▶ _Exercise task_
Make an exact copy of the entries below.

Start of Data supplied

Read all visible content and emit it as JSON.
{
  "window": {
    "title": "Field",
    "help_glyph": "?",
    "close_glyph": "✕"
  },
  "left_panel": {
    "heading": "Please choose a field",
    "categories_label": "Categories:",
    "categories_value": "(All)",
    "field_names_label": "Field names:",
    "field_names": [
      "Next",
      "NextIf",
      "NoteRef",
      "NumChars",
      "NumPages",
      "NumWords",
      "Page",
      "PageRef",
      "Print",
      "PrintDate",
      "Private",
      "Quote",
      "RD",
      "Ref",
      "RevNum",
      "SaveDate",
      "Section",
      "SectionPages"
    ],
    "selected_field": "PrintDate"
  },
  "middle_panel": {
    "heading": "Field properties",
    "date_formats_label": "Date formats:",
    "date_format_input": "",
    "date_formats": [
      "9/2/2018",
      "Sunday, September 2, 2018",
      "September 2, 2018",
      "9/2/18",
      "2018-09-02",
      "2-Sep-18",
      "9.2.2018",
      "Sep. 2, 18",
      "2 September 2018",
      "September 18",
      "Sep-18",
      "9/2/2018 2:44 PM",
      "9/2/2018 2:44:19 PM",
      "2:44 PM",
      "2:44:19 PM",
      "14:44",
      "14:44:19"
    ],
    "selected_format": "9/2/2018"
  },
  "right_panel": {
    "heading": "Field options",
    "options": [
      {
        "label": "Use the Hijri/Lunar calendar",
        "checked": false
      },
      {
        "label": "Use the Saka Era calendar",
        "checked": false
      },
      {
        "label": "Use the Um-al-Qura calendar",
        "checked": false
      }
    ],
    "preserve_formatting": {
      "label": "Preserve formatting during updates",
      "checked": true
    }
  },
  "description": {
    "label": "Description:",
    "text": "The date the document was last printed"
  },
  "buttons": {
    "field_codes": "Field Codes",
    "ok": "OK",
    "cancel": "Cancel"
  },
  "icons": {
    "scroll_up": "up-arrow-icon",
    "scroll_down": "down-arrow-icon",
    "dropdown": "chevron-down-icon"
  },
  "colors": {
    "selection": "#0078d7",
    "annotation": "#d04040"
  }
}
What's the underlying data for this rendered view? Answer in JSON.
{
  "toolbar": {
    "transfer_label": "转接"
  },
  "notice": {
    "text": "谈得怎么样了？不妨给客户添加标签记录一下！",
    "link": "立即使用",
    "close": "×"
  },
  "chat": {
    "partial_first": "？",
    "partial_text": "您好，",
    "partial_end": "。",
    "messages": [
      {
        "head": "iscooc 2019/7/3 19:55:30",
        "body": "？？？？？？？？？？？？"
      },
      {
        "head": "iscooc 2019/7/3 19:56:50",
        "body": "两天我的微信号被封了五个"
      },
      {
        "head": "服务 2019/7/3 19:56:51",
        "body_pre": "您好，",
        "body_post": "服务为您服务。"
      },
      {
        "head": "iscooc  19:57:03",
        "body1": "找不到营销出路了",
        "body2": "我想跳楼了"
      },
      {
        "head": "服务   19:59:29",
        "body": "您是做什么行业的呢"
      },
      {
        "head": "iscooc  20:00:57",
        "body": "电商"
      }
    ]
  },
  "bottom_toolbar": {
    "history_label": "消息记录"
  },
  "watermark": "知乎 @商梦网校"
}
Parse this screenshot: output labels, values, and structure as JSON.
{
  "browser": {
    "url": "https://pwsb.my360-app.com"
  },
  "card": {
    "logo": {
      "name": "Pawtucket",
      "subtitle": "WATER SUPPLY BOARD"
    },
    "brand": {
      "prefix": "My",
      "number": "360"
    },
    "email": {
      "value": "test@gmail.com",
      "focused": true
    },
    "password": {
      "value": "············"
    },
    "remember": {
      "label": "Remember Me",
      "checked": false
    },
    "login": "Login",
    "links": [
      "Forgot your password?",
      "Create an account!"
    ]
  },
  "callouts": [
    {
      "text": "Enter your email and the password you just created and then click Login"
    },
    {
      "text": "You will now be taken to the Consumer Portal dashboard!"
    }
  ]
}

End of Data supplied

▶ _Complete output_
Read all visible content and emit it as JSON.
{
  "window": {
    "title": "Field",
    "help_glyph": "?",
    "close_glyph": "✕"
  },
  "left_panel": {
    "heading": "Please choose a field",
    "categories_label": "Categories:",
    "categories_value": "(All)",
    "field_names_label": "Field names:",
    "field_names": [
      "Next",
      "NextIf",
      "NoteRef",
      "NumChars",
      "NumPages",
      "NumWords",
      "Page",
      "PageRef",
      "Print",
      "PrintDate",
      "Private",
      "Quote",
      "RD",
      "Ref",
      "RevNum",
      "SaveDate",
      "Section",
      "SectionPages"
    ],
    "selected_field": "PrintDate"
  },
  "middle_panel": {
    "heading": "Field properties",
    "date_formats_label": "Date formats:",
    "date_format_input": "",
    "date_formats": [
      "9/2/2018",
      "Sunday, September 2, 2018",
      "September 2, 2018",
      "9/2/18",
      "2018-09-02",
      "2-Sep-18",
      "9.2.2018",
      "Sep. 2, 18",
      "2 September 2018",
      "September 18",
      "Sep-18",
      "9/2/2018 2:44 PM",
      "9/2/2018 2:44:19 PM",
      "2:44 PM",
      "2:44:19 PM",
      "14:44",
      "14:44:19"
    ],
    "selected_format": "9/2/2018"
  },
  "right_panel": {
    "heading": "Field options",
    "options": [
      {
        "label": "Use the Hijri/Lunar calendar",
        "checked": false
      },
      {
        "label": "Use the Saka Era calendar",
        "checked": false
      },
      {
        "label": "Use the Um-al-Qura calendar",
        "checked": false
      }
    ],
    "preserve_formatting": {
      "label": "Preserve formatting during updates",
      "checked": true
    }
  },
  "description": {
    "label": "Description:",
    "text": "The date the document was last printed"
  },
  "buttons": {
    "field_codes": "Field Codes",
    "ok": "OK",
    "cancel": "Cancel"
  },
  "icons": {
    "scroll_up": "up-arrow-icon",
    "scroll_down": "down-arrow-icon",
    "dropdown": "chevron-down-icon"
  },
  "colors": {
    "selection": "#0078d7",
    "annotation": "#d04040"
  }
}
What's the underlying data for this rendered view? Answer in JSON.
{
  "toolbar": {
    "transfer_label": "转接"
  },
  "notice": {
    "text": "谈得怎么样了？不妨给客户添加标签记录一下！",
    "link": "立即使用",
    "close": "×"
  },
  "chat": {
    "partial_first": "？",
    "partial_text": "您好，",
    "partial_end": "。",
    "messages": [
      {
        "head": "iscooc 2019/7/3 19:55:30",
        "body": "？？？？？？？？？？？？"
      },
      {
        "head": "iscooc 2019/7/3 19:56:50",
        "body": "两天我的微信号被封了五个"
      },
      {
        "head": "服务 2019/7/3 19:56:51",
        "body_pre": "您好，",
        "body_post": "服务为您服务。"
      },
      {
        "head": "iscooc  19:57:03",
        "body1": "找不到营销出路了",
        "body2": "我想跳楼了"
      },
      {
        "head": "服务   19:59:29",
        "body": "您是做什么行业的呢"
      },
      {
        "head": "iscooc  20:00:57",
        "body": "电商"
      }
    ]
  },
  "bottom_toolbar": {
    "history_label": "消息记录"
  },
  "watermark": "知乎 @商梦网校"
}
Parse this screenshot: output labels, values, and structure as JSON.
{
  "browser": {
    "url": "https://pwsb.my360-app.com"
  },
  "card": {
    "logo": {
      "name": "Pawtucket",
      "subtitle": "WATER SUPPLY BOARD"
    },
    "brand": {
      "prefix": "My",
      "number": "360"
    },
    "email": {
      "value": "test@gmail.com",
      "focused": true
    },
    "password": {
      "value": "············"
    },
    "remember": {
      "label": "Remember Me",
      "checked": false
    },
    "login": "Login",
    "links": [
      "Forgot your password?",
      "Create an account!"
    ]
  },
  "callouts": [
    {
      "text": "Enter your email and the password you just created and then click Login"
    },
    {
      "text": "You will now be taken to the Consumer Portal dashboard!"
    }
  ]
}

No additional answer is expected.